* begin *
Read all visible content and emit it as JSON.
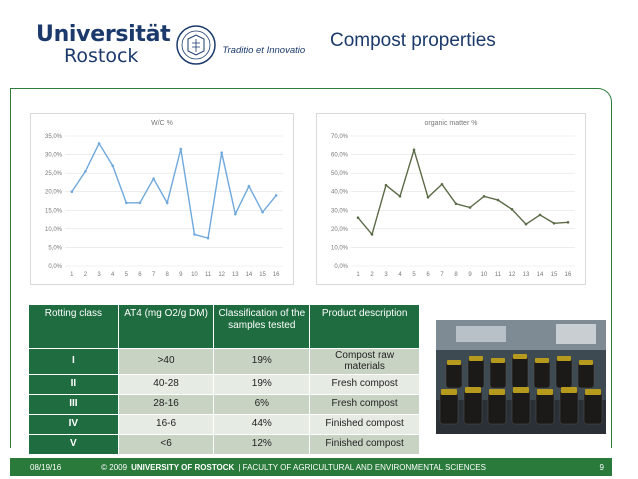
{
  "header": {
    "logo_name": "Universität",
    "logo_city": "Rostock",
    "motto": "Traditio et Innovatio",
    "title": "Compost properties"
  },
  "chart_data": [
    {
      "type": "line",
      "title": "W/C %",
      "categories": [
        "1",
        "2",
        "3",
        "4",
        "5",
        "6",
        "7",
        "8",
        "9",
        "10",
        "11",
        "12",
        "13",
        "14",
        "15",
        "16"
      ],
      "series": [
        {
          "values": [
            20.0,
            25.5,
            33.0,
            27.0,
            17.0,
            17.0,
            23.5,
            17.0,
            31.5,
            8.5,
            7.5,
            30.5,
            14.0,
            21.5,
            14.5,
            19.0
          ]
        }
      ],
      "ylim": [
        0,
        35
      ],
      "yticks": [
        "0,0%",
        "5,0%",
        "10,0%",
        "15,0%",
        "20,0%",
        "25,0%",
        "30,0%",
        "35,0%"
      ],
      "color": "#6fa8dc",
      "grid": true
    },
    {
      "type": "line",
      "title": "organic matter %",
      "categories": [
        "1",
        "2",
        "3",
        "4",
        "5",
        "6",
        "7",
        "8",
        "9",
        "10",
        "11",
        "12",
        "13",
        "14",
        "15",
        "16"
      ],
      "series": [
        {
          "values": [
            26.0,
            17.0,
            43.5,
            37.5,
            62.5,
            37.0,
            44.0,
            33.5,
            31.5,
            37.5,
            35.5,
            30.5,
            22.5,
            27.5,
            23.0,
            23.5
          ]
        }
      ],
      "ylim": [
        0,
        70
      ],
      "yticks": [
        "0,0%",
        "10,0%",
        "20,0%",
        "30,0%",
        "40,0%",
        "50,0%",
        "60,0%",
        "70,0%"
      ],
      "color": "#5b6b47",
      "grid": true
    }
  ],
  "table": {
    "headers": [
      "Rotting class",
      "AT4 (mg O2/g DM)",
      "Classification of the samples tested",
      "Product description"
    ],
    "rows": [
      {
        "cls": "I",
        "at4": ">40",
        "pct": "19%",
        "desc": "Compost raw materials"
      },
      {
        "cls": "II",
        "at4": "40-28",
        "pct": "19%",
        "desc": "Fresh compost"
      },
      {
        "cls": "III",
        "at4": "28-16",
        "pct": "6%",
        "desc": "Fresh compost"
      },
      {
        "cls": "IV",
        "at4": "16-6",
        "pct": "44%",
        "desc": "Finished compost"
      },
      {
        "cls": "V",
        "at4": "<6",
        "pct": "12%",
        "desc": "Finished compost"
      }
    ]
  },
  "footer": {
    "date": "08/19/16",
    "copyright": "© 2009",
    "university": "UNIVERSITY OF ROSTOCK",
    "faculty": "| FACULTY OF AGRICULTURAL AND ENVIRONMENTAL SCIENCES",
    "page": "9"
  },
  "colors": {
    "brand_blue": "#1b3a6b",
    "brand_green": "#2a7a3b",
    "table_header": "#1e6c3f"
  }
}
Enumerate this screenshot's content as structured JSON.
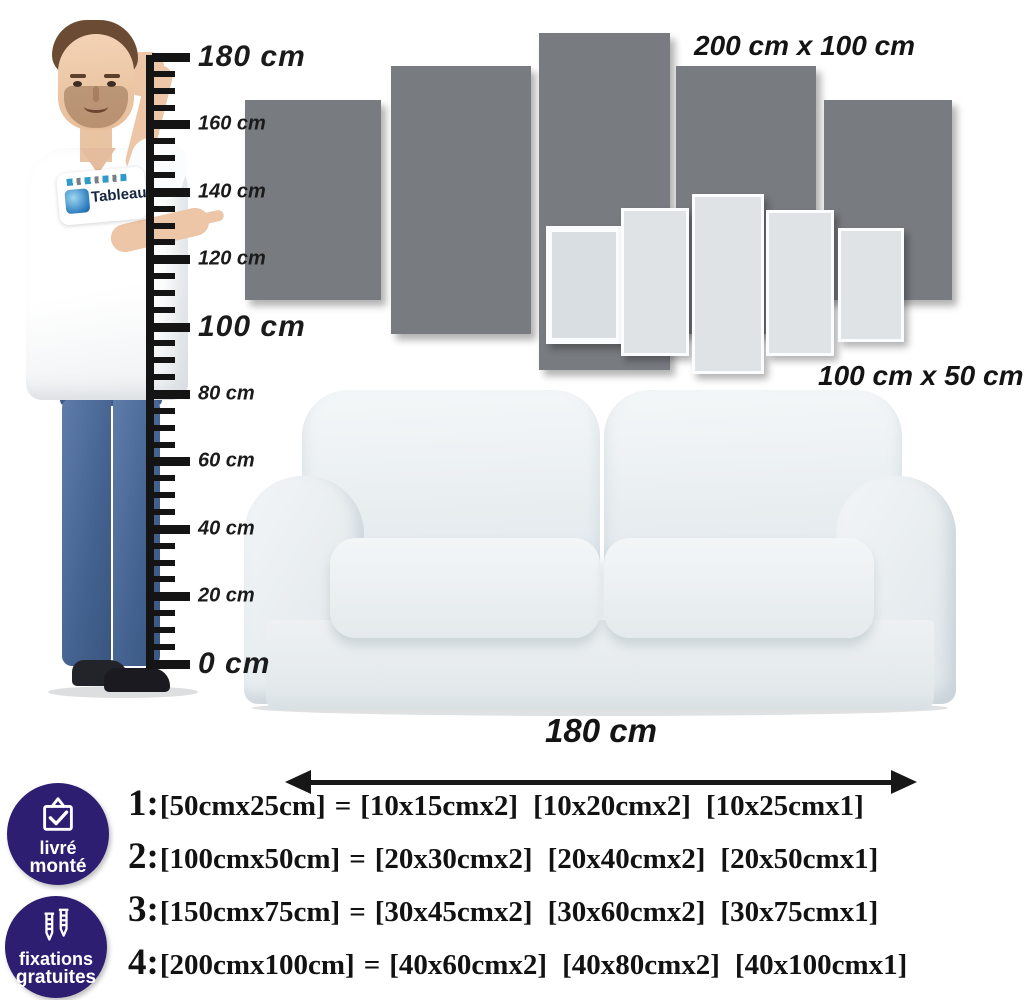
{
  "ruler": {
    "labels": [
      {
        "text": "180 cm",
        "size": "large"
      },
      {
        "text": "160 cm",
        "size": "small"
      },
      {
        "text": "140 cm",
        "size": "small"
      },
      {
        "text": "120 cm",
        "size": "small"
      },
      {
        "text": "100 cm",
        "size": "large"
      },
      {
        "text": "80 cm",
        "size": "small"
      },
      {
        "text": "60 cm",
        "size": "small"
      },
      {
        "text": "40 cm",
        "size": "small"
      },
      {
        "text": "20 cm",
        "size": "small"
      },
      {
        "text": "0 cm",
        "size": "large"
      }
    ]
  },
  "model": {
    "shirt_logo_brand": "Tableau"
  },
  "panels": {
    "large_label": "200 cm x 100 cm",
    "small_label": "100 cm x 50 cm",
    "large_color": "#787c80",
    "small_color": "#dfe3e6",
    "large_count": 5,
    "small_count": 5
  },
  "sofa": {
    "width_label": "180 cm"
  },
  "size_options": [
    {
      "num": "1:",
      "total": "[50cmx25cm]",
      "equals": "=",
      "parts": [
        "[10x15cmx2]",
        "[10x20cmx2]",
        "[10x25cmx1]"
      ]
    },
    {
      "num": "2:",
      "total": "[100cmx50cm]",
      "equals": "=",
      "parts": [
        "[20x30cmx2]",
        "[20x40cmx2]",
        "[20x50cmx1]"
      ]
    },
    {
      "num": "3:",
      "total": "[150cmx75cm]",
      "equals": "=",
      "parts": [
        "[30x45cmx2]",
        "[30x60cmx2]",
        "[30x75cmx1]"
      ]
    },
    {
      "num": "4:",
      "total": "[200cmx100cm]",
      "equals": "=",
      "parts": [
        "[40x60cmx2]",
        "[40x80cmx2]",
        "[40x100cmx1]"
      ]
    }
  ],
  "badges": [
    {
      "icon": "bag-check-icon",
      "lines": [
        "livré",
        "monté"
      ],
      "color": "#2e1e71"
    },
    {
      "icon": "screw-anchors-icon",
      "lines": [
        "fixations",
        "gratuites"
      ],
      "color": "#2e1e71"
    }
  ]
}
* end *
**REQUIREMENTS**. Pick each line holding the word "text" out of the data and copy it.

**RESULT**.
        "text": "180 cm",
        "text": "160 cm",
        "text": "140 cm",
        "text": "120 cm",
        "text": "100 cm",
        "text": "80 cm",
        "text": "60 cm",
        "text": "40 cm",
        "text": "20 cm",
        "text": "0 cm",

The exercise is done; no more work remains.